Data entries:
= = = =

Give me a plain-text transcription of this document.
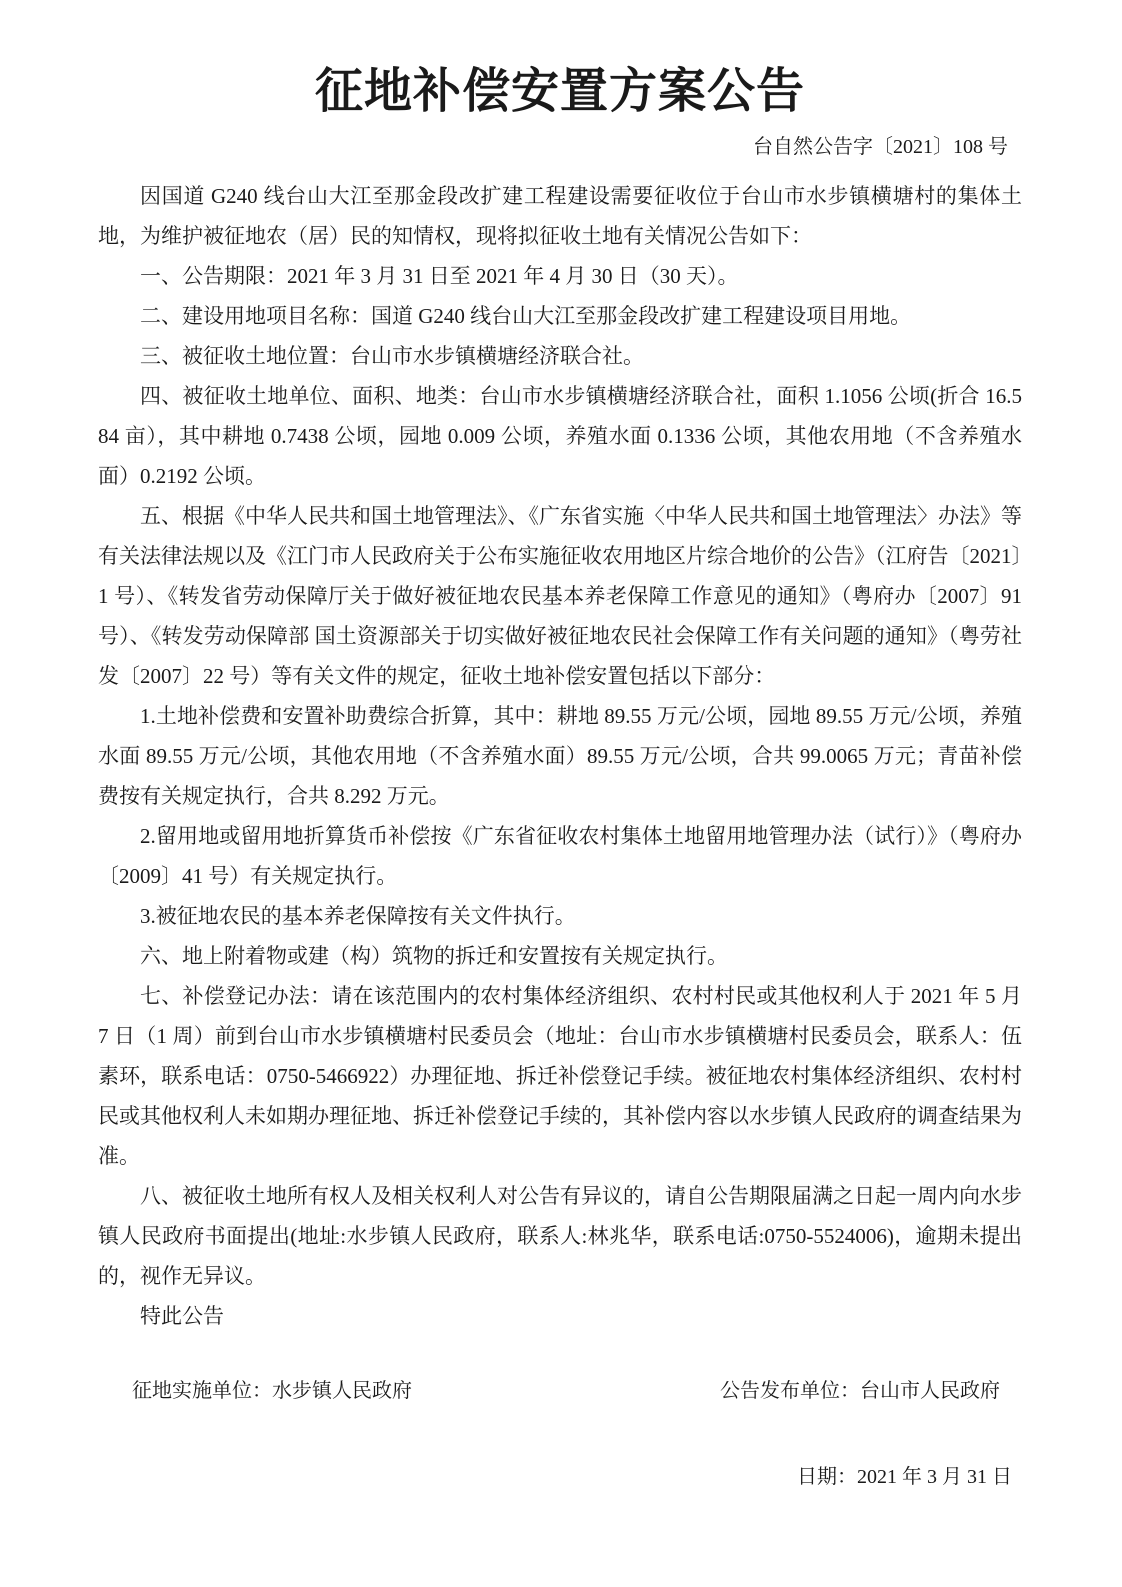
征地补偿安置方案公告
台自然公告字〔2021〕108 号

因国道 G240 线台山大江至那金段改扩建工程建设需要征收位于台山市水步镇横塘村的集体土地，为维护被征地农（居）民的知情权，现将拟征收土地有关情况公告如下：

一、公告期限：2021 年 3 月 31 日至 2021 年 4 月 30 日（30 天）。

二、建设用地项目名称：国道 G240 线台山大江至那金段改扩建工程建设项目用地。

三、被征收土地位置：台山市水步镇横塘经济联合社。

四、被征收土地单位、面积、地类：台山市水步镇横塘经济联合社，面积 1.1056 公顷(折合 16.584 亩），其中耕地 0.7438 公顷，园地 0.009 公顷，养殖水面 0.1336 公顷，其他农用地（不含养殖水面）0.2192 公顷。

五、根据《中华人民共和国土地管理法》、《广东省实施〈中华人民共和国土地管理法〉办法》等有关法律法规以及《江门市人民政府关于公布实施征收农用地区片综合地价的公告》（江府告〔2021〕1 号）、《转发省劳动保障厅关于做好被征地农民基本养老保障工作意见的通知》（粤府办〔2007〕91 号）、《转发劳动保障部 国土资源部关于切实做好被征地农民社会保障工作有关问题的通知》（粤劳社发〔2007〕22 号）等有关文件的规定，征收土地补偿安置包括以下部分：

1.土地补偿费和安置补助费综合折算，其中：耕地 89.55 万元/公顷，园地 89.55 万元/公顷，养殖水面 89.55 万元/公顷，其他农用地（不含养殖水面）89.55 万元/公顷，合共 99.0065 万元；青苗补偿费按有关规定执行，合共 8.292 万元。

2.留用地或留用地折算货币补偿按《广东省征收农村集体土地留用地管理办法（试行）》（粤府办〔2009〕41 号）有关规定执行。

3.被征地农民的基本养老保障按有关文件执行。

六、地上附着物或建（构）筑物的拆迁和安置按有关规定执行。

七、补偿登记办法：请在该范围内的农村集体经济组织、农村村民或其他权利人于 2021 年 5 月 7 日（1 周）前到台山市水步镇横塘村民委员会（地址：台山市水步镇横塘村民委员会，联系人：伍素环，联系电话：0750-5466922）办理征地、拆迁补偿登记手续。被征地农村集体经济组织、农村村民或其他权利人未如期办理征地、拆迁补偿登记手续的，其补偿内容以水步镇人民政府的调查结果为准。

八、被征收土地所有权人及相关权利人对公告有异议的，请自公告期限届满之日起一周内向水步镇人民政府书面提出(地址:水步镇人民政府，联系人:林兆华，联系电话:0750-5524006)，逾期未提出的，视作无异议。

特此公告

征地实施单位：水步镇人民政府	公告发布单位：台山市人民政府
日期：2021 年 3 月 31 日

= = = =

#### Written problem
Quote the records above in full, dropping each picture.

#### Final result
Give me a plain-text transcription of this document.
征地补偿安置方案公告
台自然公告字〔2021〕108 号

因国道 G240 线台山大江至那金段改扩建工程建设需要征收位于台山市水步镇横塘村的集体土地，为维护被征地农（居）民的知情权，现将拟征收土地有关情况公告如下：

一、公告期限：2021 年 3 月 31 日至 2021 年 4 月 30 日（30 天）。

二、建设用地项目名称：国道 G240 线台山大江至那金段改扩建工程建设项目用地。

三、被征收土地位置：台山市水步镇横塘经济联合社。

四、被征收土地单位、面积、地类：台山市水步镇横塘经济联合社，面积 1.1056 公顷(折合 16.584 亩），其中耕地 0.7438 公顷，园地 0.009 公顷，养殖水面 0.1336 公顷，其他农用地（不含养殖水面）0.2192 公顷。

五、根据《中华人民共和国土地管理法》、《广东省实施〈中华人民共和国土地管理法〉办法》等有关法律法规以及《江门市人民政府关于公布实施征收农用地区片综合地价的公告》（江府告〔2021〕1 号）、《转发省劳动保障厅关于做好被征地农民基本养老保障工作意见的通知》（粤府办〔2007〕91 号）、《转发劳动保障部 国土资源部关于切实做好被征地农民社会保障工作有关问题的通知》（粤劳社发〔2007〕22 号）等有关文件的规定，征收土地补偿安置包括以下部分：

1.土地补偿费和安置补助费综合折算，其中：耕地 89.55 万元/公顷，园地 89.55 万元/公顷，养殖水面 89.55 万元/公顷，其他农用地（不含养殖水面）89.55 万元/公顷，合共 99.0065 万元；青苗补偿费按有关规定执行，合共 8.292 万元。

2.留用地或留用地折算货币补偿按《广东省征收农村集体土地留用地管理办法（试行）》（粤府办〔2009〕41 号）有关规定执行。

3.被征地农民的基本养老保障按有关文件执行。

六、地上附着物或建（构）筑物的拆迁和安置按有关规定执行。

七、补偿登记办法：请在该范围内的农村集体经济组织、农村村民或其他权利人于 2021 年 5 月 7 日（1 周）前到台山市水步镇横塘村民委员会（地址：台山市水步镇横塘村民委员会，联系人：伍素环，联系电话：0750-5466922）办理征地、拆迁补偿登记手续。被征地农村集体经济组织、农村村民或其他权利人未如期办理征地、拆迁补偿登记手续的，其补偿内容以水步镇人民政府的调查结果为准。

八、被征收土地所有权人及相关权利人对公告有异议的，请自公告期限届满之日起一周内向水步镇人民政府书面提出(地址:水步镇人民政府，联系人:林兆华，联系电话:0750-5524006)，逾期未提出的，视作无异议。

特此公告

征地实施单位：水步镇人民政府	公告发布单位：台山市人民政府
日期：2021 年 3 月 31 日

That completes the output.